» Task requirements: Transcribe the listing in full, excluding any pictures.

+++++

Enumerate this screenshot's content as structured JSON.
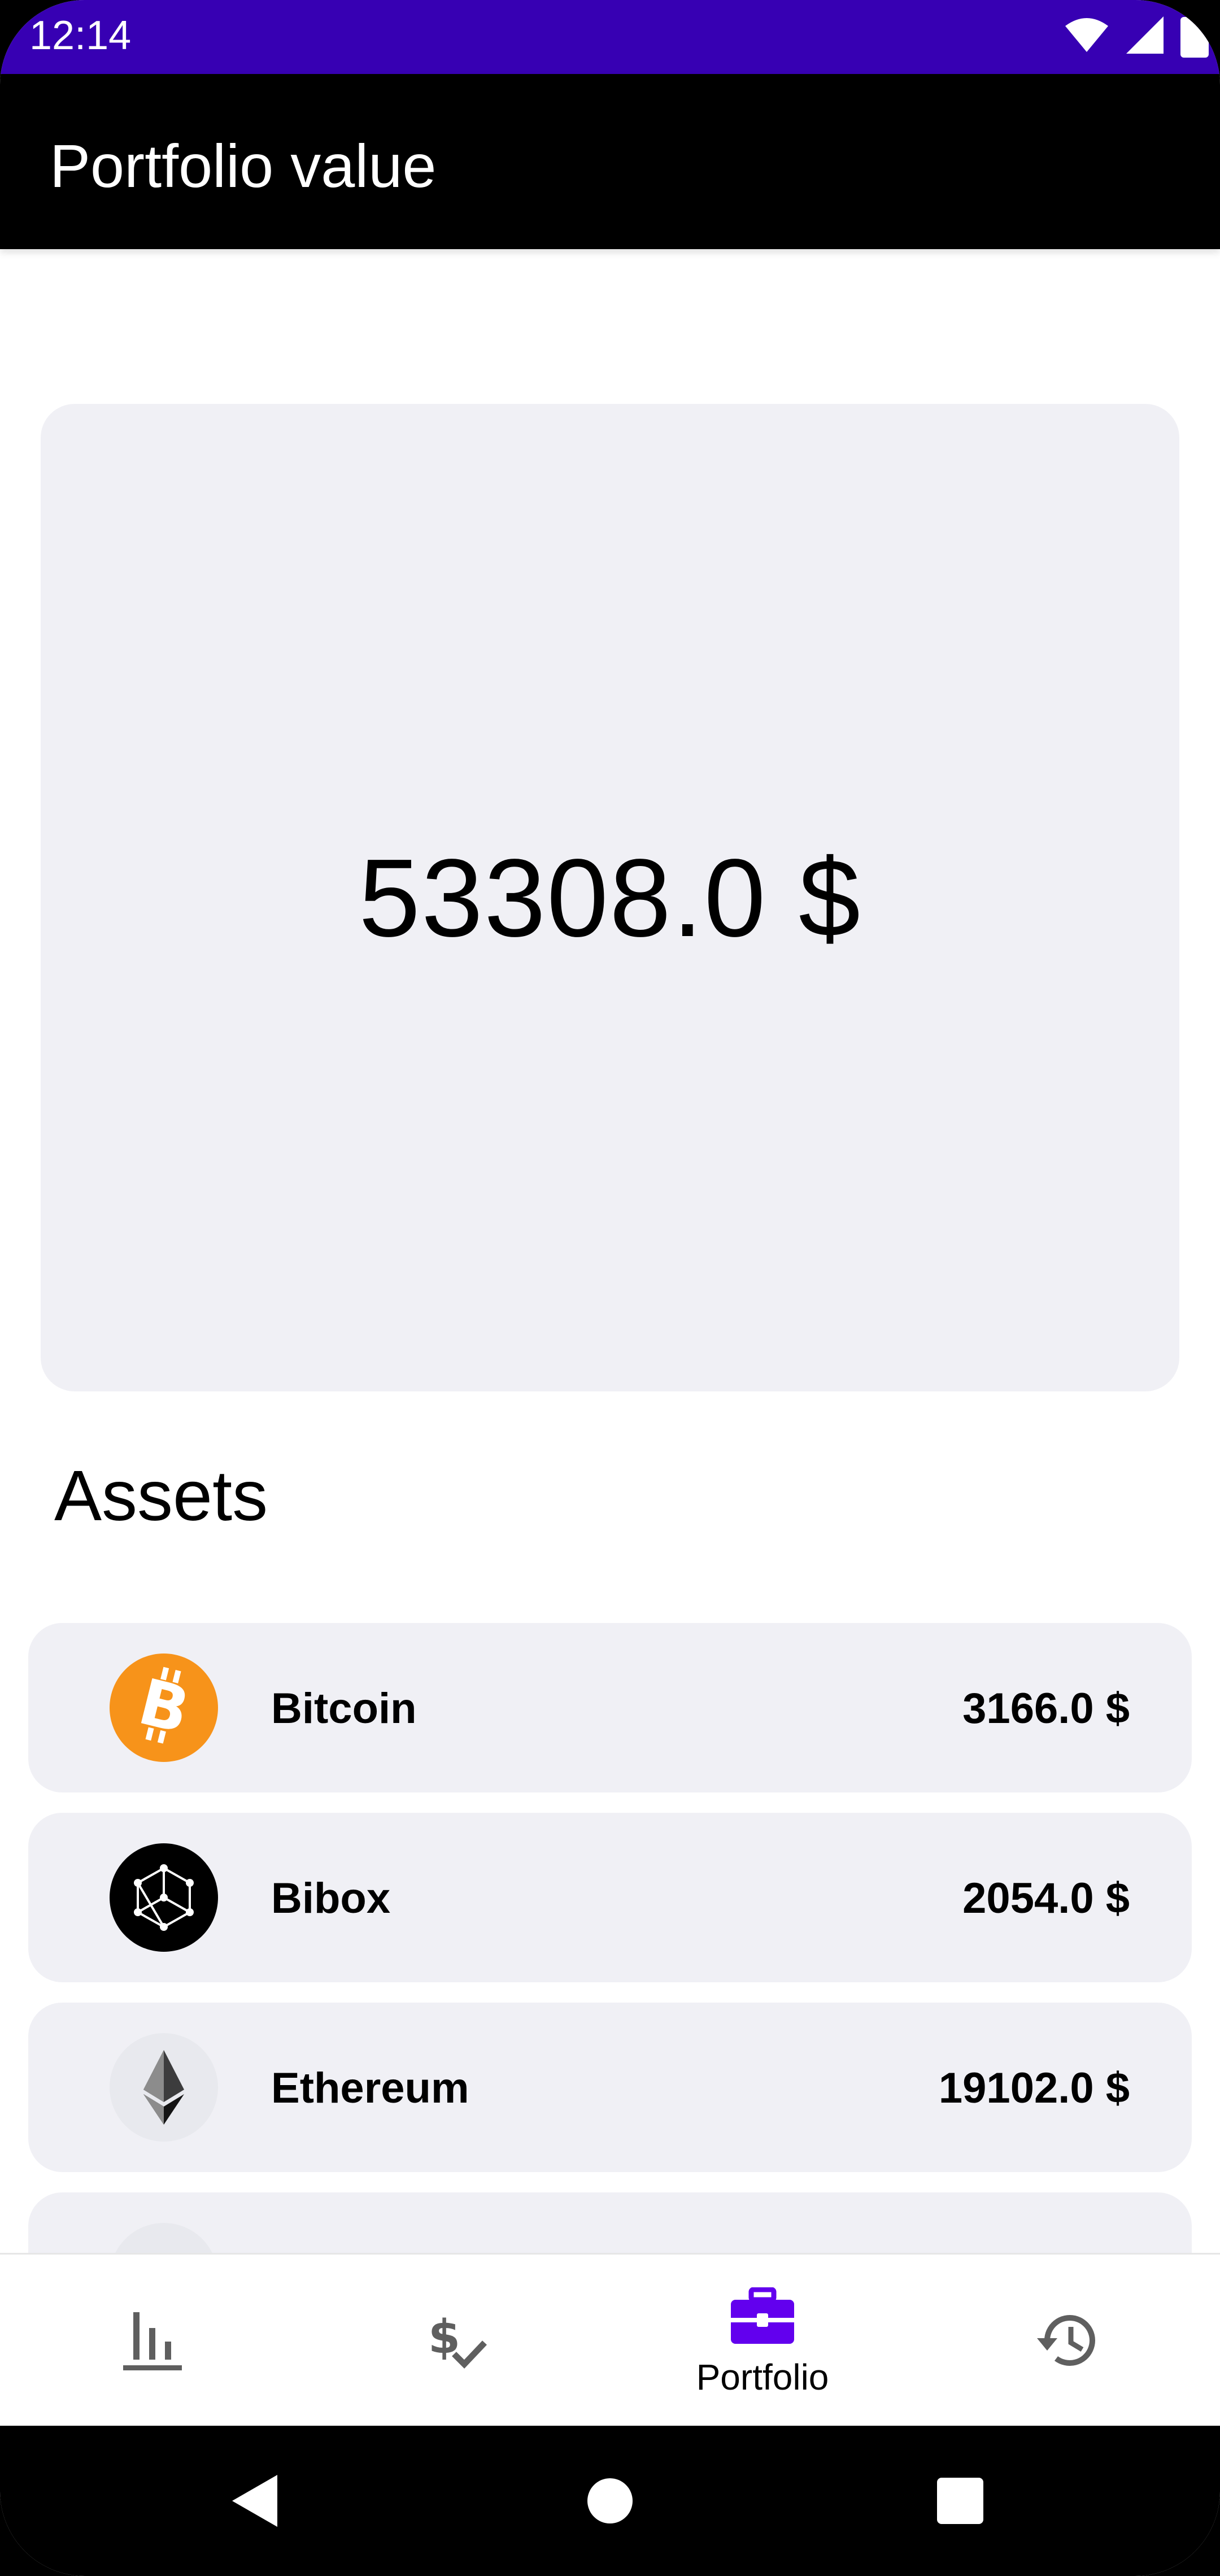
{
  "status_bar": {
    "time": "12:14",
    "icons": [
      "wifi-icon",
      "cellular-signal-icon",
      "battery-icon"
    ]
  },
  "app_bar": {
    "title": "Portfolio value"
  },
  "portfolio": {
    "total_value": "53308.0 $"
  },
  "assets": {
    "heading": "Assets",
    "items": [
      {
        "name": "Bitcoin",
        "value": "3166.0 $",
        "icon": "bitcoin-icon"
      },
      {
        "name": "Bibox",
        "value": "2054.0 $",
        "icon": "bibox-icon"
      },
      {
        "name": "Ethereum",
        "value": "19102.0 $",
        "icon": "ethereum-icon"
      }
    ]
  },
  "bottom_nav": {
    "items": [
      {
        "icon": "bar-chart-icon",
        "label": "",
        "selected": false
      },
      {
        "icon": "dollar-check-icon",
        "label": "",
        "selected": false
      },
      {
        "icon": "briefcase-icon",
        "label": "Portfolio",
        "selected": true
      },
      {
        "icon": "history-icon",
        "label": "",
        "selected": false
      }
    ]
  },
  "system_nav": {
    "buttons": [
      "back-icon",
      "home-icon",
      "recents-icon"
    ]
  },
  "colors": {
    "status_bar": "#3700b3",
    "app_bar": "#000000",
    "card_background": "#f0f0f5",
    "accent": "#6200ee",
    "bitcoin_orange": "#f7931a",
    "nav_icon_inactive": "#5f5f5f"
  }
}
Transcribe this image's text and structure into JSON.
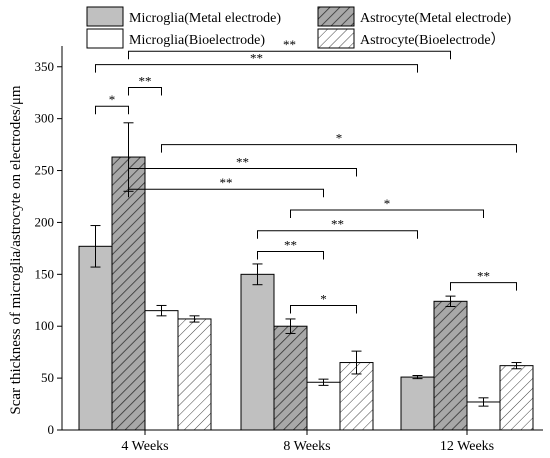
{
  "chart_data": {
    "type": "bar",
    "categories": [
      "4 Weeks",
      "8 Weeks",
      "12 Weeks"
    ],
    "ylabel": "Scar thickness of microglia/astrocyte on electrodes/μm",
    "xlabel": "",
    "ylim": [
      0,
      370
    ],
    "yticks": [
      0,
      50,
      100,
      150,
      200,
      250,
      300,
      350
    ],
    "grid": false,
    "legend_placement": "top",
    "series": [
      {
        "name": "Microglia(Metal electrode)",
        "fill": "#c0c0c0",
        "hatch": false,
        "values": [
          177,
          150,
          51
        ],
        "errors": [
          20,
          10,
          1.5
        ]
      },
      {
        "name": "Astrocyte(Metal electrode)",
        "fill": "#a8a8a8",
        "hatch": true,
        "values": [
          263,
          100,
          124
        ],
        "errors": [
          33,
          7,
          5
        ]
      },
      {
        "name": "Microglia(Bioelectrode)",
        "fill": "#ffffff",
        "hatch": false,
        "values": [
          115,
          46,
          27
        ],
        "errors": [
          5,
          3,
          4
        ]
      },
      {
        "name": "Astrocyte(Bioelectrode）",
        "fill": "#ffffff",
        "hatch": true,
        "values": [
          107,
          65,
          62
        ],
        "errors": [
          3,
          11,
          3
        ]
      }
    ],
    "significance": [
      {
        "from": [
          0,
          1
        ],
        "to": [
          2,
          1
        ],
        "y": 365,
        "label": "**"
      },
      {
        "from": [
          0,
          0
        ],
        "to": [
          2,
          0
        ],
        "y": 352,
        "label": "**"
      },
      {
        "from": [
          0,
          0
        ],
        "to": [
          0,
          1
        ],
        "y": 312,
        "label": "*"
      },
      {
        "from": [
          0,
          1
        ],
        "to": [
          0,
          2
        ],
        "y": 330,
        "label": "**"
      },
      {
        "from": [
          0,
          2
        ],
        "to": [
          2,
          3
        ],
        "y": 275,
        "label": "*"
      },
      {
        "from": [
          0,
          1
        ],
        "to": [
          1,
          3
        ],
        "y": 252,
        "label": "**"
      },
      {
        "from": [
          0,
          1
        ],
        "to": [
          1,
          2
        ],
        "y": 232,
        "label": "**"
      },
      {
        "from": [
          1,
          1
        ],
        "to": [
          2,
          2
        ],
        "y": 212,
        "label": "*"
      },
      {
        "from": [
          1,
          0
        ],
        "to": [
          2,
          0
        ],
        "y": 192,
        "label": "**"
      },
      {
        "from": [
          1,
          0
        ],
        "to": [
          1,
          2
        ],
        "y": 172,
        "label": "**"
      },
      {
        "from": [
          1,
          1
        ],
        "to": [
          1,
          3
        ],
        "y": 120,
        "label": "*"
      },
      {
        "from": [
          2,
          1
        ],
        "to": [
          2,
          3
        ],
        "y": 142,
        "label": "**"
      }
    ]
  }
}
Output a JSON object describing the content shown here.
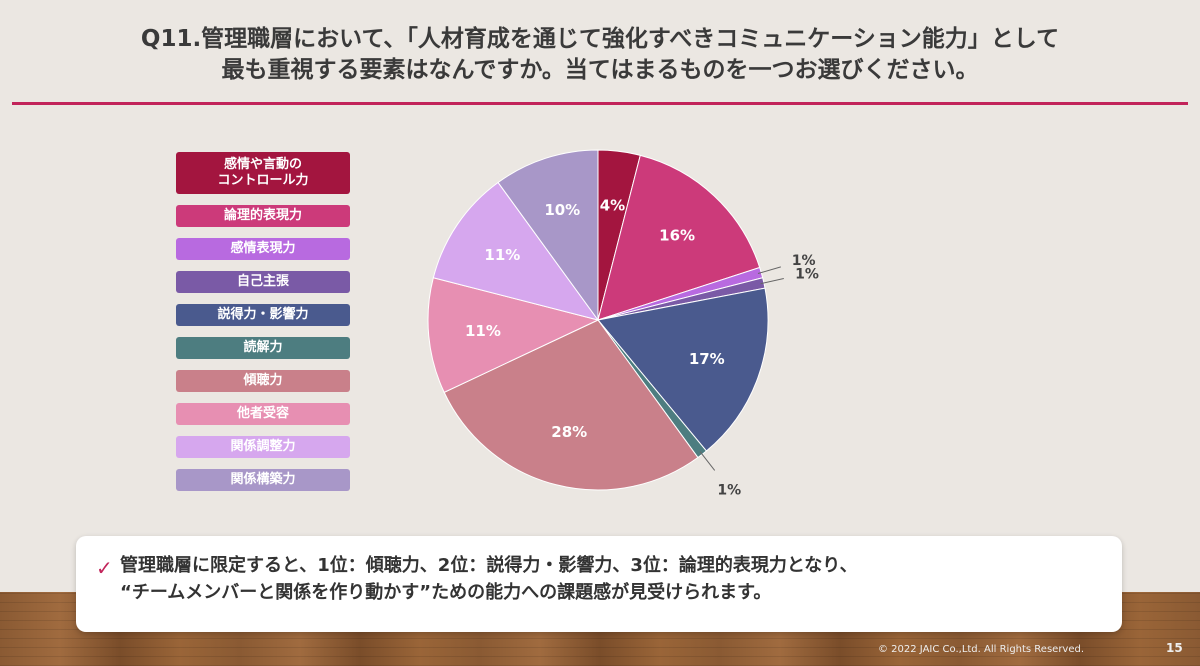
{
  "header": {
    "title_line1": "Q11.管理職層において、「人材育成を通じて強化すべきコミュニケーション能力」として",
    "title_line2": "最も重視する要素はなんですか。当てはまるものを一つお選びください。"
  },
  "chart_data": {
    "type": "pie",
    "title": "",
    "slices": [
      {
        "label": "感情や言動の\nコントロール力",
        "value": 4,
        "display": "4%",
        "color": "#a3153f"
      },
      {
        "label": "論理的表現力",
        "value": 16,
        "display": "16%",
        "color": "#cc3a7a"
      },
      {
        "label": "感情表現力",
        "value": 1,
        "display": "1%",
        "color": "#b86ae0"
      },
      {
        "label": "自己主張",
        "value": 1,
        "display": "1%",
        "color": "#7a5aa6"
      },
      {
        "label": "説得力・影響力",
        "value": 17,
        "display": "17%",
        "color": "#4a5a8e"
      },
      {
        "label": "読解力",
        "value": 1,
        "display": "1%",
        "color": "#4d7d80"
      },
      {
        "label": "傾聴力",
        "value": 28,
        "display": "28%",
        "color": "#c9808a"
      },
      {
        "label": "他者受容",
        "value": 11,
        "display": "11%",
        "color": "#e78fb2"
      },
      {
        "label": "関係調整力",
        "value": 11,
        "display": "11%",
        "color": "#d6a7ee"
      },
      {
        "label": "関係構築力",
        "value": 10,
        "display": "10%",
        "color": "#a897c8"
      }
    ],
    "start_angle_deg": 0,
    "direction": "clockwise",
    "legend_position": "left"
  },
  "callout": {
    "check": "✓",
    "line1": "管理職層に限定すると、1位：傾聴力、2位：説得力・影響力、3位：論理的表現力となり、",
    "line2": "“チームメンバーと関係を作り動かす”ための能力への課題感が見受けられます。"
  },
  "footer": {
    "copyright": "© 2022 JAIC Co.,Ltd. All Rights Reserved.",
    "page": "15"
  }
}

+++++

» Exercise solution:
Enumerate this screenshot's content as structured JSON.
{
  "status_bar": {
    "time": "12:14",
    "icons": [
      "wifi-icon",
      "cellular-signal-icon",
      "battery-icon"
    ]
  },
  "app_bar": {
    "title": "Portfolio value"
  },
  "portfolio": {
    "total_value": "53308.0 $"
  },
  "assets": {
    "heading": "Assets",
    "items": [
      {
        "name": "Bitcoin",
        "value": "3166.0 $",
        "icon": "bitcoin-icon"
      },
      {
        "name": "Bibox",
        "value": "2054.0 $",
        "icon": "bibox-icon"
      },
      {
        "name": "Ethereum",
        "value": "19102.0 $",
        "icon": "ethereum-icon"
      }
    ]
  },
  "bottom_nav": {
    "items": [
      {
        "icon": "bar-chart-icon",
        "label": "",
        "selected": false
      },
      {
        "icon": "dollar-check-icon",
        "label": "",
        "selected": false
      },
      {
        "icon": "briefcase-icon",
        "label": "Portfolio",
        "selected": true
      },
      {
        "icon": "history-icon",
        "label": "",
        "selected": false
      }
    ]
  },
  "system_nav": {
    "buttons": [
      "back-icon",
      "home-icon",
      "recents-icon"
    ]
  },
  "colors": {
    "status_bar": "#3700b3",
    "app_bar": "#000000",
    "card_background": "#f0f0f5",
    "accent": "#6200ee",
    "bitcoin_orange": "#f7931a",
    "nav_icon_inactive": "#5f5f5f"
  }
}
Transcribe this image's text and structure into JSON.
{
  "chart_data": {
    "type": "bar",
    "categories": [
      "4 Weeks",
      "8 Weeks",
      "12 Weeks"
    ],
    "ylabel": "Scar thickness of microglia/astrocyte on electrodes/μm",
    "xlabel": "",
    "ylim": [
      0,
      370
    ],
    "yticks": [
      0,
      50,
      100,
      150,
      200,
      250,
      300,
      350
    ],
    "grid": false,
    "legend_placement": "top",
    "series": [
      {
        "name": "Microglia(Metal electrode)",
        "fill": "#c0c0c0",
        "hatch": false,
        "values": [
          177,
          150,
          51
        ],
        "errors": [
          20,
          10,
          1.5
        ]
      },
      {
        "name": "Astrocyte(Metal electrode)",
        "fill": "#a8a8a8",
        "hatch": true,
        "values": [
          263,
          100,
          124
        ],
        "errors": [
          33,
          7,
          5
        ]
      },
      {
        "name": "Microglia(Bioelectrode)",
        "fill": "#ffffff",
        "hatch": false,
        "values": [
          115,
          46,
          27
        ],
        "errors": [
          5,
          3,
          4
        ]
      },
      {
        "name": "Astrocyte(Bioelectrode）",
        "fill": "#ffffff",
        "hatch": true,
        "values": [
          107,
          65,
          62
        ],
        "errors": [
          3,
          11,
          3
        ]
      }
    ],
    "significance": [
      {
        "from": [
          0,
          1
        ],
        "to": [
          2,
          1
        ],
        "y": 365,
        "label": "**"
      },
      {
        "from": [
          0,
          0
        ],
        "to": [
          2,
          0
        ],
        "y": 352,
        "label": "**"
      },
      {
        "from": [
          0,
          0
        ],
        "to": [
          0,
          1
        ],
        "y": 312,
        "label": "*"
      },
      {
        "from": [
          0,
          1
        ],
        "to": [
          0,
          2
        ],
        "y": 330,
        "label": "**"
      },
      {
        "from": [
          0,
          2
        ],
        "to": [
          2,
          3
        ],
        "y": 275,
        "label": "*"
      },
      {
        "from": [
          0,
          1
        ],
        "to": [
          1,
          3
        ],
        "y": 252,
        "label": "**"
      },
      {
        "from": [
          0,
          1
        ],
        "to": [
          1,
          2
        ],
        "y": 232,
        "label": "**"
      },
      {
        "from": [
          1,
          1
        ],
        "to": [
          2,
          2
        ],
        "y": 212,
        "label": "*"
      },
      {
        "from": [
          1,
          0
        ],
        "to": [
          2,
          0
        ],
        "y": 192,
        "label": "**"
      },
      {
        "from": [
          1,
          0
        ],
        "to": [
          1,
          2
        ],
        "y": 172,
        "label": "**"
      },
      {
        "from": [
          1,
          1
        ],
        "to": [
          1,
          3
        ],
        "y": 120,
        "label": "*"
      },
      {
        "from": [
          2,
          1
        ],
        "to": [
          2,
          3
        ],
        "y": 142,
        "label": "**"
      }
    ]
  }
}
Output a JSON object describing the content shown here.
{
  "header": {
    "title_line1": "Q11.管理職層において、「人材育成を通じて強化すべきコミュニケーション能力」として",
    "title_line2": "最も重視する要素はなんですか。当てはまるものを一つお選びください。"
  },
  "chart_data": {
    "type": "pie",
    "title": "",
    "slices": [
      {
        "label": "感情や言動の\nコントロール力",
        "value": 4,
        "display": "4%",
        "color": "#a3153f"
      },
      {
        "label": "論理的表現力",
        "value": 16,
        "display": "16%",
        "color": "#cc3a7a"
      },
      {
        "label": "感情表現力",
        "value": 1,
        "display": "1%",
        "color": "#b86ae0"
      },
      {
        "label": "自己主張",
        "value": 1,
        "display": "1%",
        "color": "#7a5aa6"
      },
      {
        "label": "説得力・影響力",
        "value": 17,
        "display": "17%",
        "color": "#4a5a8e"
      },
      {
        "label": "読解力",
        "value": 1,
        "display": "1%",
        "color": "#4d7d80"
      },
      {
        "label": "傾聴力",
        "value": 28,
        "display": "28%",
        "color": "#c9808a"
      },
      {
        "label": "他者受容",
        "value": 11,
        "display": "11%",
        "color": "#e78fb2"
      },
      {
        "label": "関係調整力",
        "value": 11,
        "display": "11%",
        "color": "#d6a7ee"
      },
      {
        "label": "関係構築力",
        "value": 10,
        "display": "10%",
        "color": "#a897c8"
      }
    ],
    "start_angle_deg": 0,
    "direction": "clockwise",
    "legend_position": "left"
  },
  "callout": {
    "check": "✓",
    "line1": "管理職層に限定すると、1位：傾聴力、2位：説得力・影響力、3位：論理的表現力となり、",
    "line2": "“チームメンバーと関係を作り動かす”ための能力への課題感が見受けられます。"
  },
  "footer": {
    "copyright": "© 2022 JAIC Co.,Ltd. All Rights Reserved.",
    "page": "15"
  }
}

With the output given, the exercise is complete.